» Available records
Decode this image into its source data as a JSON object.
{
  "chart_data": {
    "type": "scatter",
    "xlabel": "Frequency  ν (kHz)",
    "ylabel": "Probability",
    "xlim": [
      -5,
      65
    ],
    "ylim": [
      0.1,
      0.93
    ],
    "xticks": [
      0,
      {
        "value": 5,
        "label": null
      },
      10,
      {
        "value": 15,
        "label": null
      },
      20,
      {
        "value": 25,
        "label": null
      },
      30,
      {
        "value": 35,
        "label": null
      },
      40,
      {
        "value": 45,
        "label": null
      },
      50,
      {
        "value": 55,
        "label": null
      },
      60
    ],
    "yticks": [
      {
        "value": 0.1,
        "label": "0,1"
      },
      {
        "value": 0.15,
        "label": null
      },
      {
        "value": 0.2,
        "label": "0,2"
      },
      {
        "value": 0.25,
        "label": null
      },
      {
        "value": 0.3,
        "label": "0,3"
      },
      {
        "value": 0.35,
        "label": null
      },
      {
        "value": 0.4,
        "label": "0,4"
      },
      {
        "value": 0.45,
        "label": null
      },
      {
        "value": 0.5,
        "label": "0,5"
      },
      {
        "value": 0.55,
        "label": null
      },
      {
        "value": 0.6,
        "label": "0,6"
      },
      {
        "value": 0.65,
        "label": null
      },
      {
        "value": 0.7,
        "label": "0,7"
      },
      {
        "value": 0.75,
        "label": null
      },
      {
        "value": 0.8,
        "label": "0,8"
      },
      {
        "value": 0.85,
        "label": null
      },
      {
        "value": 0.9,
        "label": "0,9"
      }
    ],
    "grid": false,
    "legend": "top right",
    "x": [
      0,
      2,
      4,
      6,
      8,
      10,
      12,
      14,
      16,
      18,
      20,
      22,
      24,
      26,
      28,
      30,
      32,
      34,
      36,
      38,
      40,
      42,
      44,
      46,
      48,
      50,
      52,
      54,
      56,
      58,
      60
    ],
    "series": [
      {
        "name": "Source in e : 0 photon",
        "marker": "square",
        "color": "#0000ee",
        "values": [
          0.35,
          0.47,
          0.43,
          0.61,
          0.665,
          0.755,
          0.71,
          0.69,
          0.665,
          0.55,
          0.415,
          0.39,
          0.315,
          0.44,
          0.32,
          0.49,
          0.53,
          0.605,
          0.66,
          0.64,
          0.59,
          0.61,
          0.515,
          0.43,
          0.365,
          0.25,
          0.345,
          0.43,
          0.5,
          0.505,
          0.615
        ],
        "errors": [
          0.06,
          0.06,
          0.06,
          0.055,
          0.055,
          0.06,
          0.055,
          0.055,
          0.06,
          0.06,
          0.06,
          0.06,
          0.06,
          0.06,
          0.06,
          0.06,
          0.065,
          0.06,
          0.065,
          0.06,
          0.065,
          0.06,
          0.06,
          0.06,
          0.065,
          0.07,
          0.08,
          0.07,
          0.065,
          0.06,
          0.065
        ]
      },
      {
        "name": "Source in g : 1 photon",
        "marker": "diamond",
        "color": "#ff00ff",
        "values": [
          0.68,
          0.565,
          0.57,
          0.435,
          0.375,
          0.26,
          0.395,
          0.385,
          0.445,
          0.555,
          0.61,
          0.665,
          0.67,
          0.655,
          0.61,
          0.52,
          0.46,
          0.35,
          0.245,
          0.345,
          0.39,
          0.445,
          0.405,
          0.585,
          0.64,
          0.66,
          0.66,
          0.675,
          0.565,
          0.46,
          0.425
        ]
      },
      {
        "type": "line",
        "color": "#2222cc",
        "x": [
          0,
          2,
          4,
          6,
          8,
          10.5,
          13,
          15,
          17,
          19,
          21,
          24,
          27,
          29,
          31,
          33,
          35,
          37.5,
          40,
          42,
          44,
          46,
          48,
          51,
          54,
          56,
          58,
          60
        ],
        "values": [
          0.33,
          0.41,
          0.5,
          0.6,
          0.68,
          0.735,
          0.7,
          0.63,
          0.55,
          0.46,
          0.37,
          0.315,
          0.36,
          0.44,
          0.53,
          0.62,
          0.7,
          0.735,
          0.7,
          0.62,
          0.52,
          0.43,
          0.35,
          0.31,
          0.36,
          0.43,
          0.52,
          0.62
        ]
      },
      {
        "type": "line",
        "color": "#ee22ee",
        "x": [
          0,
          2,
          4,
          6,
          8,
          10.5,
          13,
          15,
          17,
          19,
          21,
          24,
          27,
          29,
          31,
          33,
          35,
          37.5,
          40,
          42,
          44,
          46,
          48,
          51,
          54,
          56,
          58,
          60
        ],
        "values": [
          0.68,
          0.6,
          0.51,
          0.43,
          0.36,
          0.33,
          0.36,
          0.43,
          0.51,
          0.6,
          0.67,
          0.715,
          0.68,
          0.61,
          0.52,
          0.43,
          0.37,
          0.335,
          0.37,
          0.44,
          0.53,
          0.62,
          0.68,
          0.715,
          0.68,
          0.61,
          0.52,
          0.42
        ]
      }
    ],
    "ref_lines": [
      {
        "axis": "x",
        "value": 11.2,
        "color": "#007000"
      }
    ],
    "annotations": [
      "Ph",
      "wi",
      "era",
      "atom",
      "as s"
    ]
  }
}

» Given task
Find how many lines in the records contain the string "color", then give the number alone.

» The completed task
5